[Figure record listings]
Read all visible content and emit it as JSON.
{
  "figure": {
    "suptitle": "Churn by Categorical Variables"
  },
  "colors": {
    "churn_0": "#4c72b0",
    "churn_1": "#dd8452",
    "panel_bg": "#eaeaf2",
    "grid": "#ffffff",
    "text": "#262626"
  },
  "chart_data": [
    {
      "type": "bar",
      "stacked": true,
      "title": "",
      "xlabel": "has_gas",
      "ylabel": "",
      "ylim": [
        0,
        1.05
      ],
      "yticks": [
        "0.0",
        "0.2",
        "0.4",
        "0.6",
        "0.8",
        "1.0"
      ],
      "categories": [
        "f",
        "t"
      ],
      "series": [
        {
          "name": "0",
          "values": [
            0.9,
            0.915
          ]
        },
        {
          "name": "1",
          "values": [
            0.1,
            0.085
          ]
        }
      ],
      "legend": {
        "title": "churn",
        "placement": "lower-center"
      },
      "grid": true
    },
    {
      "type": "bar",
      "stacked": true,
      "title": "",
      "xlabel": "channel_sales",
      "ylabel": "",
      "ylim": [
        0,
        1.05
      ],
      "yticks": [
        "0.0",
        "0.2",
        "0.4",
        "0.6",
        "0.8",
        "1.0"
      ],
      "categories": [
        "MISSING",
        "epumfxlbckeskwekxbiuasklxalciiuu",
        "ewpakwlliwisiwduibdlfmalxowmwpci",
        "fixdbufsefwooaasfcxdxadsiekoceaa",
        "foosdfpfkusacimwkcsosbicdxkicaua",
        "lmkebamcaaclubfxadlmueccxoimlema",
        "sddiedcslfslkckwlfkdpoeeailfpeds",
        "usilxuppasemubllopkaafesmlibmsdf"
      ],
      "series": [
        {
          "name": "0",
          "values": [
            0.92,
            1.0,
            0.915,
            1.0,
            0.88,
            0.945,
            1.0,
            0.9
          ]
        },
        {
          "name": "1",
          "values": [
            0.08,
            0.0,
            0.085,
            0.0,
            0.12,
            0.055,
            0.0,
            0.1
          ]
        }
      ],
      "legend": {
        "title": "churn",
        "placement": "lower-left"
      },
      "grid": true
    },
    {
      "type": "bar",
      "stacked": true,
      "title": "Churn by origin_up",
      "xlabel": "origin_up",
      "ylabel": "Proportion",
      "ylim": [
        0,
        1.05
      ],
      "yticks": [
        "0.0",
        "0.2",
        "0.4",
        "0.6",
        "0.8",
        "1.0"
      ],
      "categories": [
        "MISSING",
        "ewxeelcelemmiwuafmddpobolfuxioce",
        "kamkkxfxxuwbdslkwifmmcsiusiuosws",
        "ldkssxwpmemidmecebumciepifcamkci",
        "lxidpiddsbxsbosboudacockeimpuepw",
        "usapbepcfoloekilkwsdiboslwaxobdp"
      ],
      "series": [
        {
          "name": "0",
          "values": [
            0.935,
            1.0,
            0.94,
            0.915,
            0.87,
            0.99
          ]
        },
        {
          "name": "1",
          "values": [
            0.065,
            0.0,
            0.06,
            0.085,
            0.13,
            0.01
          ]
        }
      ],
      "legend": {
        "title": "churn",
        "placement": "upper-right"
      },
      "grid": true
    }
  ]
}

- [WHAT YOU SHOULD DO]
Reproduce the full listing above, character for character.

- [ANSWER TO THIS TASK]
Read all visible content and emit it as JSON.
{
  "figure": {
    "suptitle": "Churn by Categorical Variables"
  },
  "colors": {
    "churn_0": "#4c72b0",
    "churn_1": "#dd8452",
    "panel_bg": "#eaeaf2",
    "grid": "#ffffff",
    "text": "#262626"
  },
  "chart_data": [
    {
      "type": "bar",
      "stacked": true,
      "title": "",
      "xlabel": "has_gas",
      "ylabel": "",
      "ylim": [
        0,
        1.05
      ],
      "yticks": [
        "0.0",
        "0.2",
        "0.4",
        "0.6",
        "0.8",
        "1.0"
      ],
      "categories": [
        "f",
        "t"
      ],
      "series": [
        {
          "name": "0",
          "values": [
            0.9,
            0.915
          ]
        },
        {
          "name": "1",
          "values": [
            0.1,
            0.085
          ]
        }
      ],
      "legend": {
        "title": "churn",
        "placement": "lower-center"
      },
      "grid": true
    },
    {
      "type": "bar",
      "stacked": true,
      "title": "",
      "xlabel": "channel_sales",
      "ylabel": "",
      "ylim": [
        0,
        1.05
      ],
      "yticks": [
        "0.0",
        "0.2",
        "0.4",
        "0.6",
        "0.8",
        "1.0"
      ],
      "categories": [
        "MISSING",
        "epumfxlbckeskwekxbiuasklxalciiuu",
        "ewpakwlliwisiwduibdlfmalxowmwpci",
        "fixdbufsefwooaasfcxdxadsiekoceaa",
        "foosdfpfkusacimwkcsosbicdxkicaua",
        "lmkebamcaaclubfxadlmueccxoimlema",
        "sddiedcslfslkckwlfkdpoeeailfpeds",
        "usilxuppasemubllopkaafesmlibmsdf"
      ],
      "series": [
        {
          "name": "0",
          "values": [
            0.92,
            1.0,
            0.915,
            1.0,
            0.88,
            0.945,
            1.0,
            0.9
          ]
        },
        {
          "name": "1",
          "values": [
            0.08,
            0.0,
            0.085,
            0.0,
            0.12,
            0.055,
            0.0,
            0.1
          ]
        }
      ],
      "legend": {
        "title": "churn",
        "placement": "lower-left"
      },
      "grid": true
    },
    {
      "type": "bar",
      "stacked": true,
      "title": "Churn by origin_up",
      "xlabel": "origin_up",
      "ylabel": "Proportion",
      "ylim": [
        0,
        1.05
      ],
      "yticks": [
        "0.0",
        "0.2",
        "0.4",
        "0.6",
        "0.8",
        "1.0"
      ],
      "categories": [
        "MISSING",
        "ewxeelcelemmiwuafmddpobolfuxioce",
        "kamkkxfxxuwbdslkwifmmcsiusiuosws",
        "ldkssxwpmemidmecebumciepifcamkci",
        "lxidpiddsbxsbosboudacockeimpuepw",
        "usapbepcfoloekilkwsdiboslwaxobdp"
      ],
      "series": [
        {
          "name": "0",
          "values": [
            0.935,
            1.0,
            0.94,
            0.915,
            0.87,
            0.99
          ]
        },
        {
          "name": "1",
          "values": [
            0.065,
            0.0,
            0.06,
            0.085,
            0.13,
            0.01
          ]
        }
      ],
      "legend": {
        "title": "churn",
        "placement": "upper-right"
      },
      "grid": true
    }
  ]
}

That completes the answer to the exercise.